__Requirement 1__
Please answer these questions about the college exchange notes:
(a) How many days does the Oberlin student spend pursuing "social refinement"?
(b) How many columns does the Record give to the recent foot-ball game?
(c) Which department of Columbia does the Galaxy call "remarkably weak"?
__Requirement 2__
Return the part of the college exchange notes from "THE Oberlin student, although" up to and including "for social culture.".
__Requirement 3__
Resume the college exchange notes after their final sentence and carry them on in the same style.

__Quoted passage__
"RICHARD GRANT WHITE says there is no such thing as 'in our midst.' We should like to ask where he would locate the pain that makes paregoric a popular beverage with the young." - Ex.
THE Oberlin student, although he spends fifty-eight days in the exclusive pursuit of "social refinement," does not, according to the Review, derive the benefit he should from his rare chance for social culture.
THE Cornell Review thinks that "without immutable sequence we could know nothing." The problem is to get rid of immutable sequence, and until it is solved we will have to be content with our present imperfect knowledge.
"SHALL we fiddle?" asks the Round Table, - the Cosmopolitan College (Cornell) Era says that "of all the annoyances which disturb the studiously disposed, perhaps the worst is the Freshman who thinks he can play on a fiddle." The question is settled.
THE Galaxy, noticing the fact that while Columbia's professional schools are very large, her academic department is "remarkably weak," explains the fact on this wise: "Columbia no doubt owes the comparative insignificance of her academic department to the fact that so few, so extremely few, of the notable literary men of America are to be found in her Faculty."
THE Record devotes five columns to the recent foot-ball game. The following remarks are from one of the editorials: "But we suspect that the Harvard players, on returning to Cambridge, were most cordially reprehended, and that, to cover up the defeat if possible, it was at once resolved to bring into requisition the regulation Harvard tactics of bluster and complaint. . . . . We have the word of four of the most prominent of Harvard's players, that they had not even read over the Rugby Union rules under which the game was conducted. It was patent to any unbiassed spectator that Harvard was governed in the main by custom, and that her so-called surprise at Yale's method of playing was the result of ignorance on her own part."

__Excerpted data__
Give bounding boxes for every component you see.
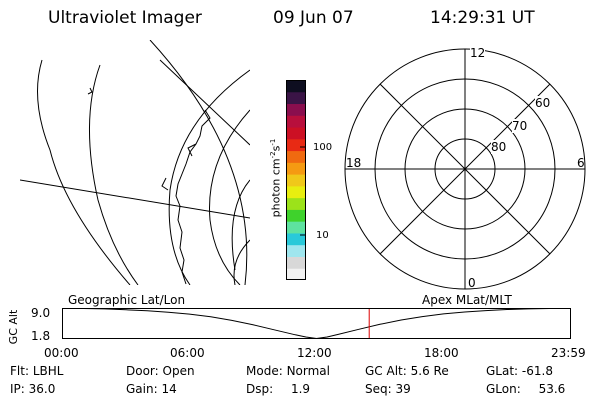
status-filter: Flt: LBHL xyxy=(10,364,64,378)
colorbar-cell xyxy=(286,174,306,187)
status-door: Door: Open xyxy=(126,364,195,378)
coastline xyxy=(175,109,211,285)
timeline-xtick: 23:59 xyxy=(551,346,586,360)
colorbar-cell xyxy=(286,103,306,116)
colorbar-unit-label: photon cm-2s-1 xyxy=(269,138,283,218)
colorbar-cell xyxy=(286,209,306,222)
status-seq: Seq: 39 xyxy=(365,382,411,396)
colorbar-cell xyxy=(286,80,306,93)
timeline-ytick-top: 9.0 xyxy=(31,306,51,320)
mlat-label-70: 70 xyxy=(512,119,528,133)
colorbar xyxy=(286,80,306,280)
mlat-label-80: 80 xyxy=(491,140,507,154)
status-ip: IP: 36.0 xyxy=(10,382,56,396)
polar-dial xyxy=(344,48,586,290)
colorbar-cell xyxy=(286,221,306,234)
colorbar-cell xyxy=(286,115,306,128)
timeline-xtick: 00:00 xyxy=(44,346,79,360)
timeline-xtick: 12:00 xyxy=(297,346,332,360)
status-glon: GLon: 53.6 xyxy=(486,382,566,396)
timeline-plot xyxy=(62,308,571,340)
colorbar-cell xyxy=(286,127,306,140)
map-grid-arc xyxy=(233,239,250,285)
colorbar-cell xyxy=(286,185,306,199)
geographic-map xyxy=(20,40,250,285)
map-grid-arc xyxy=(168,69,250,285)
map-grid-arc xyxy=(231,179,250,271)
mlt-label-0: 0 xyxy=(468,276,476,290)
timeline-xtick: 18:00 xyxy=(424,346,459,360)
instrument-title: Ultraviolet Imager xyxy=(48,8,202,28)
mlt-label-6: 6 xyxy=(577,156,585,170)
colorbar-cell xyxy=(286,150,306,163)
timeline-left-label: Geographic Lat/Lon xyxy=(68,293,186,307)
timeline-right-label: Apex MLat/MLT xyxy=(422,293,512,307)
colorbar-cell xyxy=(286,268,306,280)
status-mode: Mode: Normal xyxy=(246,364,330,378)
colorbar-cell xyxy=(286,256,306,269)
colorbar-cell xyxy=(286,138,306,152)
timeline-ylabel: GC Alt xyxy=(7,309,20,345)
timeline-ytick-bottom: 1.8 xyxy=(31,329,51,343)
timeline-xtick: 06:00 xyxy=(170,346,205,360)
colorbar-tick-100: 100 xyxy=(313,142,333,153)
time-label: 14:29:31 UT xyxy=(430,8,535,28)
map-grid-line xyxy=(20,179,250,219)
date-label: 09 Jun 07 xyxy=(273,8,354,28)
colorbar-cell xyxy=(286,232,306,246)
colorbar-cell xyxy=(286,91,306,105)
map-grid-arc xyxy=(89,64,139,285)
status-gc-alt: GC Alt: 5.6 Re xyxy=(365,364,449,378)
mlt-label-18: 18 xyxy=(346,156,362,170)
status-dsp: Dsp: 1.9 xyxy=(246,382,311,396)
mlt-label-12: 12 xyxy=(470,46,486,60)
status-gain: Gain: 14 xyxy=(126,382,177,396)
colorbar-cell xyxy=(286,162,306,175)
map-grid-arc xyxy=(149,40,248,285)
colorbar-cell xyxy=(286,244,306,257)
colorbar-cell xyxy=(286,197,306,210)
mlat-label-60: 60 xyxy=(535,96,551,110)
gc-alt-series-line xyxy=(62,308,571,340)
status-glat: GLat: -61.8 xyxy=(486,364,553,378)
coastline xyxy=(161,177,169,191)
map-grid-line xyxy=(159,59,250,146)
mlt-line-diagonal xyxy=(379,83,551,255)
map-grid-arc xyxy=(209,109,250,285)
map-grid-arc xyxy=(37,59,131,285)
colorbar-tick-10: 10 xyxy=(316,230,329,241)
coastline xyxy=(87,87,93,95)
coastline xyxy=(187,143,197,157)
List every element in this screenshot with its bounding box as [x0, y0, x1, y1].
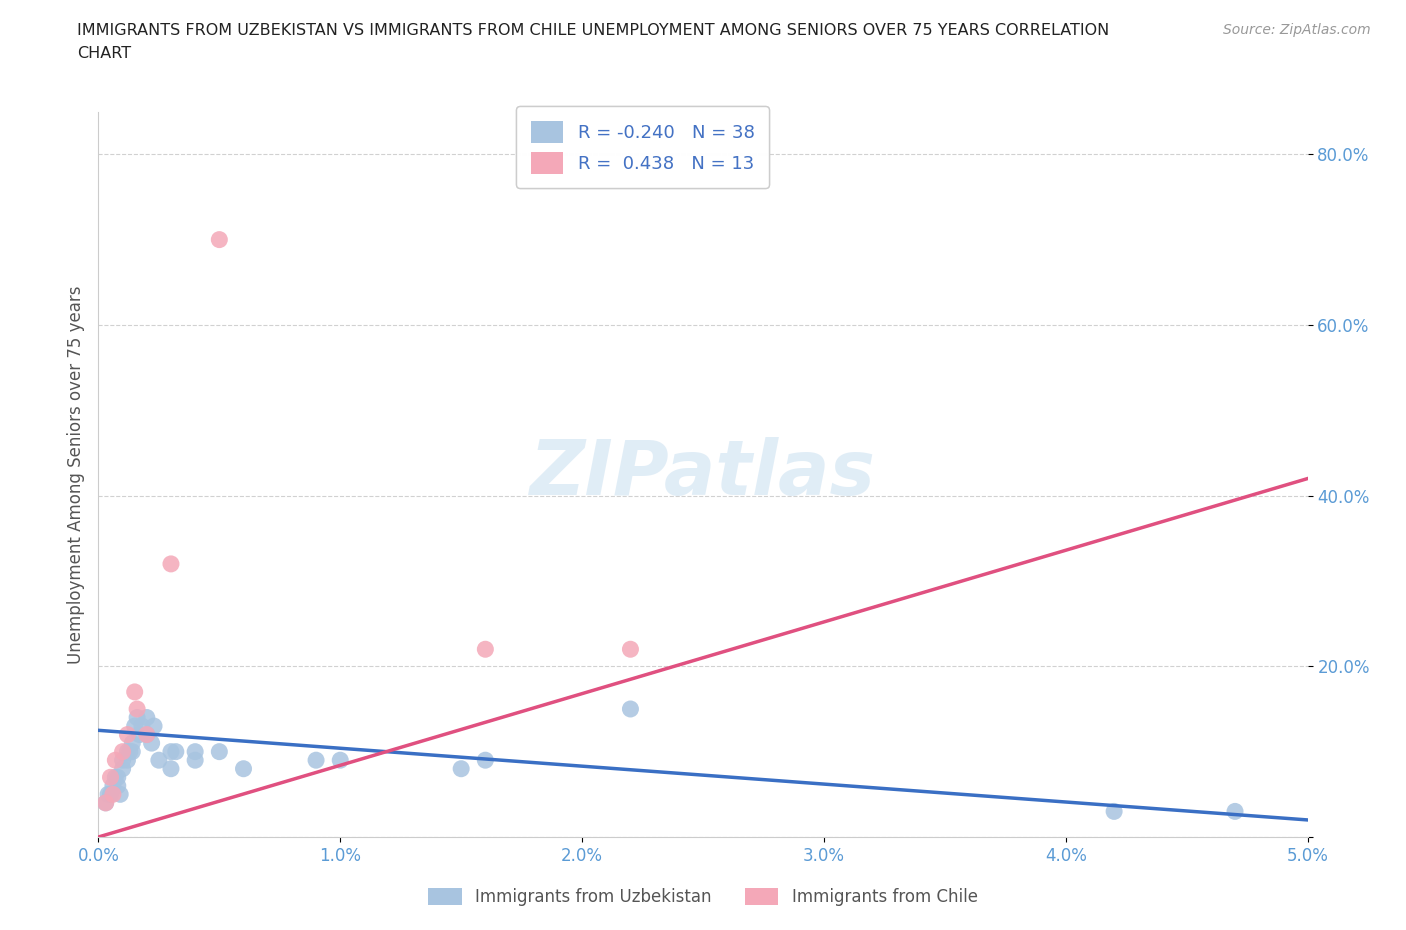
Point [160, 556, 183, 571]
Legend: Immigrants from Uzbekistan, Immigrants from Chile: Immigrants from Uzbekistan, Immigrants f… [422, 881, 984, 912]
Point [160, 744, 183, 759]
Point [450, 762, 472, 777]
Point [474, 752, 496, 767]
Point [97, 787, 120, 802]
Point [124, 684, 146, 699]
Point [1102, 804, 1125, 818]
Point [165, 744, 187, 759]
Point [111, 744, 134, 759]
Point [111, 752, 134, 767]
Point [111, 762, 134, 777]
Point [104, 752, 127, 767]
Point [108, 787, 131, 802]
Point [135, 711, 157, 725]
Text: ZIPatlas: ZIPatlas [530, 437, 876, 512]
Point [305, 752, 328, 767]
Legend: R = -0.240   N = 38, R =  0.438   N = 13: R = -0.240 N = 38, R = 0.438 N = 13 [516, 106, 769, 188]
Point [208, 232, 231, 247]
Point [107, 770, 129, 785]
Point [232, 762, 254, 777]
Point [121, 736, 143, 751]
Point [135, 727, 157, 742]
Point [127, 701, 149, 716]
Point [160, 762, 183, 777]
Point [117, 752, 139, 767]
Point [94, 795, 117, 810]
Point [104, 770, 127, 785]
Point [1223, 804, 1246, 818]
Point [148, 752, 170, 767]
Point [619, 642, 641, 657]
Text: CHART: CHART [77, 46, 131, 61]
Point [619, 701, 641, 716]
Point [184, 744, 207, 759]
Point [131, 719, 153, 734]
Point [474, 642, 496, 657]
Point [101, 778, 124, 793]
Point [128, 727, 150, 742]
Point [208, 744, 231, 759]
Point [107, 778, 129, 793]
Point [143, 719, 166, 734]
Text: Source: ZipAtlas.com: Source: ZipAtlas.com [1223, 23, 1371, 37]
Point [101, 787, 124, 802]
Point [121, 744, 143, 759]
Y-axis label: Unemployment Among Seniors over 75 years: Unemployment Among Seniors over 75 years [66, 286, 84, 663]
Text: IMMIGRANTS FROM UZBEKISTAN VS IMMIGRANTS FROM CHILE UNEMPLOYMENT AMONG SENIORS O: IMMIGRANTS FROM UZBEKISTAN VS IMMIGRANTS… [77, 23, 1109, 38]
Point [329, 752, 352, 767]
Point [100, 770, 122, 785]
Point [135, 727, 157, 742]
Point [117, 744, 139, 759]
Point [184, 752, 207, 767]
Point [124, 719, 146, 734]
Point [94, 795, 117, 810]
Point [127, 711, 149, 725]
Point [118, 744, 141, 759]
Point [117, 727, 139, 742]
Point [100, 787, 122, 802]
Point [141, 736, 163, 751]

__Exercise output 1__
(a) Fifty-eight days.
(b) Five columns.
(c) Her academic department.

__Exercise output 2__
THE Oberlin student, although he spends fifty-eight days in the exclusive pursuit of "social refinement," does not, according to the Review, derive the benefit he should from his rare chance for social culture.

__Exercise output 3__
ACCORDING to the Tablet the new buildings "which will soon be called Trinity College" can be seen from all parts of the country. Surely Trinity's light is not to be hidden under a bushel. The Princetonian congratulates itself that it was not Colonel Higginson, but a Princeton man, who originated the idea of intercollegiate contests. The requiem of the Rowing Association is sung by the Brunonian: "Magnanimous Harvard clung to it to the last, as she was the first to enter it. Now, dazzled by the fancy of initiating a series of Oxford-Cambridge races, wherein if the glory of victory would be less, so would be the disgrace of defeat, she has followed Yale in retiring, and rowing in America has doubtless passed the high flood of its fame." It may be queried how Harvard could initiate a series of Oxford-Cambridge races, and how a thing could pass the high flood (whatever that may be) of its anything. "The Muse's Last Visit" to the Argus was anything but pleasant, and from the following we shall expect to see no more poetry in that paper:-
"Then she said in a pet, 'You may trace your lore
And your progress from dust to men;
You may live in facts, and their essence explore;
But, until you follow your fancy more,
You may hope for no epic again.'"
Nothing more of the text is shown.